[START Extracted material]

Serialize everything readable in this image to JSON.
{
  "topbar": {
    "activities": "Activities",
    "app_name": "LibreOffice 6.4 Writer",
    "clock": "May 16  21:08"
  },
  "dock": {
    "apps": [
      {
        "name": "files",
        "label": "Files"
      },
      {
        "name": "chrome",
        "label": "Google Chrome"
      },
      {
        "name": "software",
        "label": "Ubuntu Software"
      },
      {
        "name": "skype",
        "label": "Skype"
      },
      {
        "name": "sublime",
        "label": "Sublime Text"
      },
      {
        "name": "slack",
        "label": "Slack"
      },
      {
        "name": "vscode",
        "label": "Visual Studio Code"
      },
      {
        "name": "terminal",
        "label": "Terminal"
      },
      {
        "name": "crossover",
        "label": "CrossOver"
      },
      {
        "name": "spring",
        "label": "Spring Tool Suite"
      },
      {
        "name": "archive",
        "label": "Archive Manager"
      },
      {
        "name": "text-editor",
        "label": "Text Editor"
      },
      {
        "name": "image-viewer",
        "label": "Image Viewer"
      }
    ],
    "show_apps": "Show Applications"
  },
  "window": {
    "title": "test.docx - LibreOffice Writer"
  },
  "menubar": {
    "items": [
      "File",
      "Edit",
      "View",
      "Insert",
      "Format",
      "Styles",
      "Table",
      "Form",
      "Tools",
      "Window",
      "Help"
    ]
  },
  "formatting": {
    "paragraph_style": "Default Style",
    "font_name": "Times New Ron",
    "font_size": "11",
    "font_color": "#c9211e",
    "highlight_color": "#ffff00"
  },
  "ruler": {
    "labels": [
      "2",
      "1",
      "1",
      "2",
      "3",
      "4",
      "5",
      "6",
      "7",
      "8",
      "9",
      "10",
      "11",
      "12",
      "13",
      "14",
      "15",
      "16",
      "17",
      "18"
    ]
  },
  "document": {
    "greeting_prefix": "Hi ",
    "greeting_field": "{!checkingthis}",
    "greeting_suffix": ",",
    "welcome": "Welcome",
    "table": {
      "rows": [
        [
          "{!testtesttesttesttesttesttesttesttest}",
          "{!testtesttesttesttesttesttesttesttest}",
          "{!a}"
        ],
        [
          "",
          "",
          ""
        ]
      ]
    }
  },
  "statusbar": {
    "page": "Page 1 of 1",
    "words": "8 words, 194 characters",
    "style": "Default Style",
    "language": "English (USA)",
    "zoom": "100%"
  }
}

[END Extracted material]

* _What you need to do_: Extract each entry in full, exactly as given.

* _Task result_:
Serialize everything readable in this image to JSON.
{
  "topbar": {
    "activities": "Activities",
    "app_name": "LibreOffice 6.4 Writer",
    "clock": "May 16  21:08"
  },
  "dock": {
    "apps": [
      {
        "name": "files",
        "label": "Files"
      },
      {
        "name": "chrome",
        "label": "Google Chrome"
      },
      {
        "name": "software",
        "label": "Ubuntu Software"
      },
      {
        "name": "skype",
        "label": "Skype"
      },
      {
        "name": "sublime",
        "label": "Sublime Text"
      },
      {
        "name": "slack",
        "label": "Slack"
      },
      {
        "name": "vscode",
        "label": "Visual Studio Code"
      },
      {
        "name": "terminal",
        "label": "Terminal"
      },
      {
        "name": "crossover",
        "label": "CrossOver"
      },
      {
        "name": "spring",
        "label": "Spring Tool Suite"
      },
      {
        "name": "archive",
        "label": "Archive Manager"
      },
      {
        "name": "text-editor",
        "label": "Text Editor"
      },
      {
        "name": "image-viewer",
        "label": "Image Viewer"
      }
    ],
    "show_apps": "Show Applications"
  },
  "window": {
    "title": "test.docx - LibreOffice Writer"
  },
  "menubar": {
    "items": [
      "File",
      "Edit",
      "View",
      "Insert",
      "Format",
      "Styles",
      "Table",
      "Form",
      "Tools",
      "Window",
      "Help"
    ]
  },
  "formatting": {
    "paragraph_style": "Default Style",
    "font_name": "Times New Ron",
    "font_size": "11",
    "font_color": "#c9211e",
    "highlight_color": "#ffff00"
  },
  "ruler": {
    "labels": [
      "2",
      "1",
      "1",
      "2",
      "3",
      "4",
      "5",
      "6",
      "7",
      "8",
      "9",
      "10",
      "11",
      "12",
      "13",
      "14",
      "15",
      "16",
      "17",
      "18"
    ]
  },
  "document": {
    "greeting_prefix": "Hi ",
    "greeting_field": "{!checkingthis}",
    "greeting_suffix": ",",
    "welcome": "Welcome",
    "table": {
      "rows": [
        [
          "{!testtesttesttesttesttesttesttesttest}",
          "{!testtesttesttesttesttesttesttesttest}",
          "{!a}"
        ],
        [
          "",
          "",
          ""
        ]
      ]
    }
  },
  "statusbar": {
    "page": "Page 1 of 1",
    "words": "8 words, 194 characters",
    "style": "Default Style",
    "language": "English (USA)",
    "zoom": "100%"
  }
}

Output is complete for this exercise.